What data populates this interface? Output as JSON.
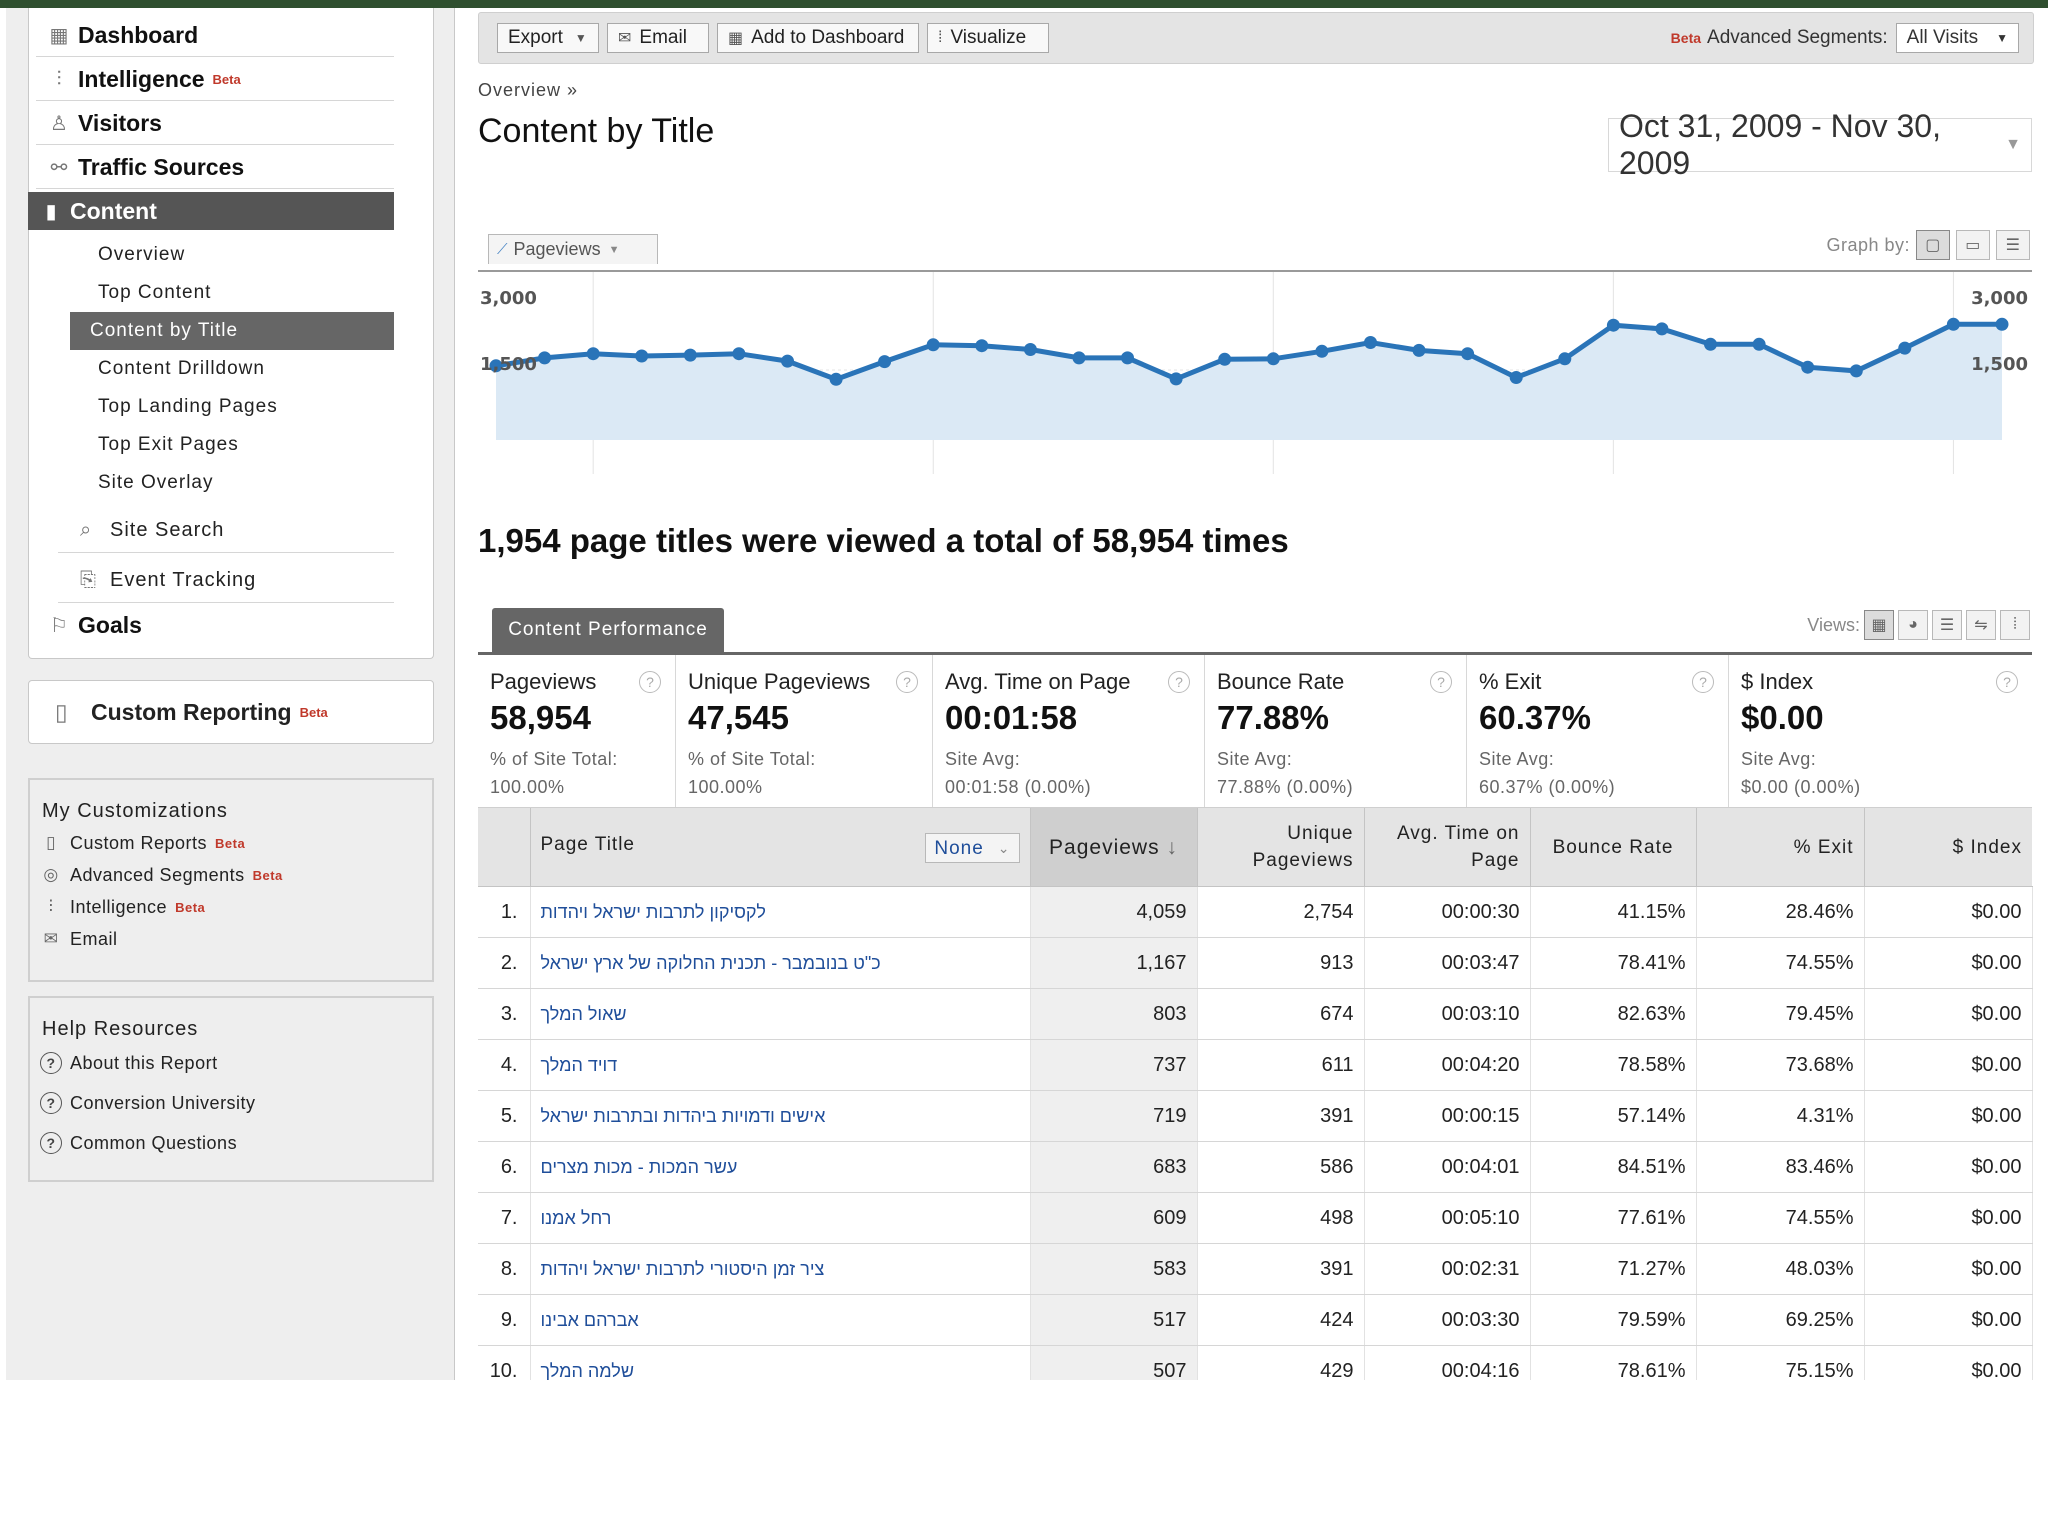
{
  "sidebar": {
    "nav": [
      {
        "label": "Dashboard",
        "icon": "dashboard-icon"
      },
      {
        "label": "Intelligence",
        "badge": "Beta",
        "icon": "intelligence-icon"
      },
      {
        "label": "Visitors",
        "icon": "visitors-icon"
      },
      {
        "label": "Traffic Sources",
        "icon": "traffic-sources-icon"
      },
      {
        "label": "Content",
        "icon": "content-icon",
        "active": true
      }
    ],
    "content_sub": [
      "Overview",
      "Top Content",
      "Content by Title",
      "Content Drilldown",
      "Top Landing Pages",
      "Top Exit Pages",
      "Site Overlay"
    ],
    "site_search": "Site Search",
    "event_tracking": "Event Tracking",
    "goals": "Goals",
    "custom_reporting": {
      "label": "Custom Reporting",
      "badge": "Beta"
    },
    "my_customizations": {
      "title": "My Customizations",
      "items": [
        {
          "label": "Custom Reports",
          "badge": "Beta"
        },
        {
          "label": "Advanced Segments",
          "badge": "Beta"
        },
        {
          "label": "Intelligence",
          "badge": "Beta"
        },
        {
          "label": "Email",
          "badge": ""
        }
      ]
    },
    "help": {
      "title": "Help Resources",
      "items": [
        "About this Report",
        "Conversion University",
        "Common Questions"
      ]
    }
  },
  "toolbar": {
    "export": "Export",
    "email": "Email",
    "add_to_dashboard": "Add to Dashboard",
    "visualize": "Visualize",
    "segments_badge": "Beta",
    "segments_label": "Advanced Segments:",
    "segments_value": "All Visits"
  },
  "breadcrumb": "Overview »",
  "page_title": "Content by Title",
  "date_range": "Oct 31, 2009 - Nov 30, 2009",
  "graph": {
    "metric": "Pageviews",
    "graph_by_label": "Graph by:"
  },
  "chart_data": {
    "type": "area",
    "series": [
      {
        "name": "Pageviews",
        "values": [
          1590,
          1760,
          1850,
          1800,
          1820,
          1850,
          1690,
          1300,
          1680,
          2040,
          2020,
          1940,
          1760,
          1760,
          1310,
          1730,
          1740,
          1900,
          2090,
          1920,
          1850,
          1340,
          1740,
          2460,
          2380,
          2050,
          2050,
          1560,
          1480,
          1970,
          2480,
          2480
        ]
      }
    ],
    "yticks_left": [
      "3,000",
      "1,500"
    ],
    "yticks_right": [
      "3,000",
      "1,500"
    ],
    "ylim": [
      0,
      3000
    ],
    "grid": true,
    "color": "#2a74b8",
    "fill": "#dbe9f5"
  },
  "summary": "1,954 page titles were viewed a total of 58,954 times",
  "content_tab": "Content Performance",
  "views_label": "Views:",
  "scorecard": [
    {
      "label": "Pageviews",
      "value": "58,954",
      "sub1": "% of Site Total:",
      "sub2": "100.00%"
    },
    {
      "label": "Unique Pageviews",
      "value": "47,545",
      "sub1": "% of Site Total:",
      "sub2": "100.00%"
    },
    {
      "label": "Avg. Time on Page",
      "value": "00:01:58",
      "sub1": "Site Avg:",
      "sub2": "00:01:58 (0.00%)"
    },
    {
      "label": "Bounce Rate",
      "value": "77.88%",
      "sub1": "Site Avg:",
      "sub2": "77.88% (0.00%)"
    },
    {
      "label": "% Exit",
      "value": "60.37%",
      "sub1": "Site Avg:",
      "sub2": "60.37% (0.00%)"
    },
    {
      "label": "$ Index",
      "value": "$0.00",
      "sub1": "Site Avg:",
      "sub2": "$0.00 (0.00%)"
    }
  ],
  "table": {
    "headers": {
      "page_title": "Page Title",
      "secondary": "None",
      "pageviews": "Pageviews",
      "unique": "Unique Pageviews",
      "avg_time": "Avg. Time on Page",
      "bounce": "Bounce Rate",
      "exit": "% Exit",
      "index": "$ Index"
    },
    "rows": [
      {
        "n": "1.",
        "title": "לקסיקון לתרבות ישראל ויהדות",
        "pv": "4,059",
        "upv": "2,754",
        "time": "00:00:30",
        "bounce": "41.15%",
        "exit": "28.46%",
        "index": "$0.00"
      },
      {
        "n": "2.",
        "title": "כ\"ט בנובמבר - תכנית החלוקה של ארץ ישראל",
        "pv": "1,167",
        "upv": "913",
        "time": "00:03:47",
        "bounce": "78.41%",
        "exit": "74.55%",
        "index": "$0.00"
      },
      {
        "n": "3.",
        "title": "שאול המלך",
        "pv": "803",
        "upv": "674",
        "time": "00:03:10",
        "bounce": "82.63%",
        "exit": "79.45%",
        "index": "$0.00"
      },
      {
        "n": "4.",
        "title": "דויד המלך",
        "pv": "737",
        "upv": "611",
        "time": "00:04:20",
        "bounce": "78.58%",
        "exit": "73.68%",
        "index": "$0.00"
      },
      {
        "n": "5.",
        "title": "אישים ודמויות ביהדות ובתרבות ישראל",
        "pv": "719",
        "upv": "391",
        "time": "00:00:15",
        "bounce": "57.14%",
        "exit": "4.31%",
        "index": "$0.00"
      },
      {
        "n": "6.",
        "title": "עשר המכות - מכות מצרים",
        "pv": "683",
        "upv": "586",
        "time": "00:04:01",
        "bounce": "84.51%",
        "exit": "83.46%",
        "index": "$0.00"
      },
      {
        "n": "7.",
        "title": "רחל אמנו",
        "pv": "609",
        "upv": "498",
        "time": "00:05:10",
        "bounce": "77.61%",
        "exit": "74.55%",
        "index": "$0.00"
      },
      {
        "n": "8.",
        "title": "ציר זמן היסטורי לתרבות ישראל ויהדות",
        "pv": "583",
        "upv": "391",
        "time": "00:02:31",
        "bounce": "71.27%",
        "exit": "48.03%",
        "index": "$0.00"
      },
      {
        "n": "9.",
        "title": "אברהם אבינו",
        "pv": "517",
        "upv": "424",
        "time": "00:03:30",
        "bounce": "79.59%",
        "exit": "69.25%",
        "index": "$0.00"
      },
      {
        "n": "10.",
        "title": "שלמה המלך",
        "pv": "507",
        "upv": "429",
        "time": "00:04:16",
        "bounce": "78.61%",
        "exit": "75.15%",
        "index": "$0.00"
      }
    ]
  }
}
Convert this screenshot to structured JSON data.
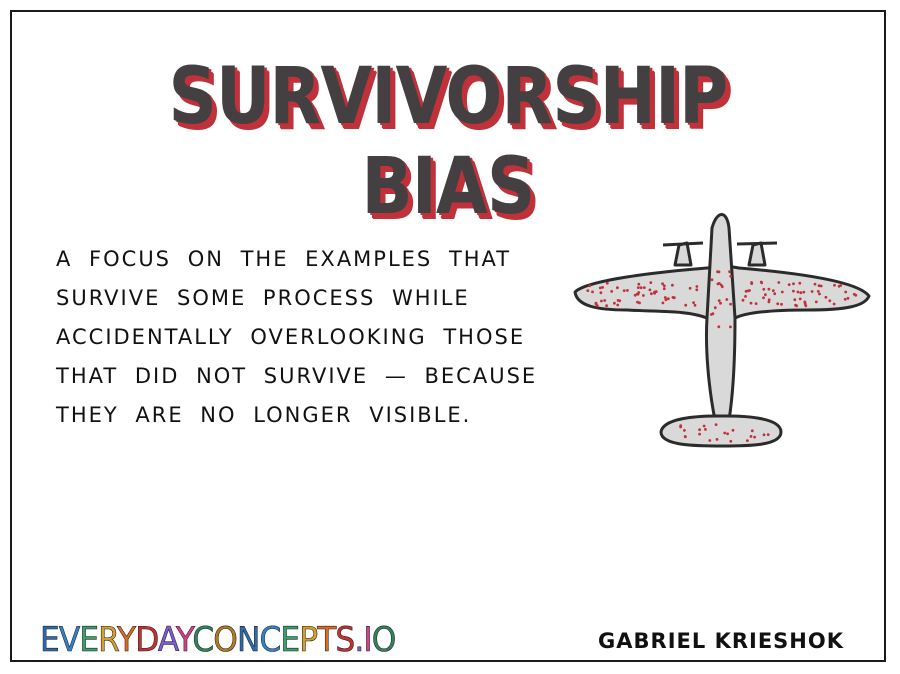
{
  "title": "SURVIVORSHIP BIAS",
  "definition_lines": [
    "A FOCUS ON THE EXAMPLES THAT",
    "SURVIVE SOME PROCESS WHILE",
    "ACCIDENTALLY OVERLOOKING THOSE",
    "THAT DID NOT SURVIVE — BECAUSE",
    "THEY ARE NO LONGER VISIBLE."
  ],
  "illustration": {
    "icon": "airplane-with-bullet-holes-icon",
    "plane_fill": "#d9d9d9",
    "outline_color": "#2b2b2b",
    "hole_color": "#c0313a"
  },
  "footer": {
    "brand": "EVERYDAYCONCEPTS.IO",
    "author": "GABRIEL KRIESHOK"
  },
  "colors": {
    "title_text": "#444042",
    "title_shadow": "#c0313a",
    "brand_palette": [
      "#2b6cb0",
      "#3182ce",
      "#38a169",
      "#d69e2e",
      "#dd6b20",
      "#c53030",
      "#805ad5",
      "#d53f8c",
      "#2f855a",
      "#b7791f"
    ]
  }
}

§

* STATED GOAL *
Quote exactly the lines from the one that contains "Convert this screenshot" through the end of the listing above, both ends included, leaving out the pictures.

* TASK ANSWER *
Convert this screenshot to structured JSON data.
{
  "title": "SURVIVORSHIP BIAS",
  "definition_lines": [
    "A FOCUS ON THE EXAMPLES THAT",
    "SURVIVE SOME PROCESS WHILE",
    "ACCIDENTALLY OVERLOOKING THOSE",
    "THAT DID NOT SURVIVE — BECAUSE",
    "THEY ARE NO LONGER VISIBLE."
  ],
  "illustration": {
    "icon": "airplane-with-bullet-holes-icon",
    "plane_fill": "#d9d9d9",
    "outline_color": "#2b2b2b",
    "hole_color": "#c0313a"
  },
  "footer": {
    "brand": "EVERYDAYCONCEPTS.IO",
    "author": "GABRIEL KRIESHOK"
  },
  "colors": {
    "title_text": "#444042",
    "title_shadow": "#c0313a",
    "brand_palette": [
      "#2b6cb0",
      "#3182ce",
      "#38a169",
      "#d69e2e",
      "#dd6b20",
      "#c53030",
      "#805ad5",
      "#d53f8c",
      "#2f855a",
      "#b7791f"
    ]
  }
}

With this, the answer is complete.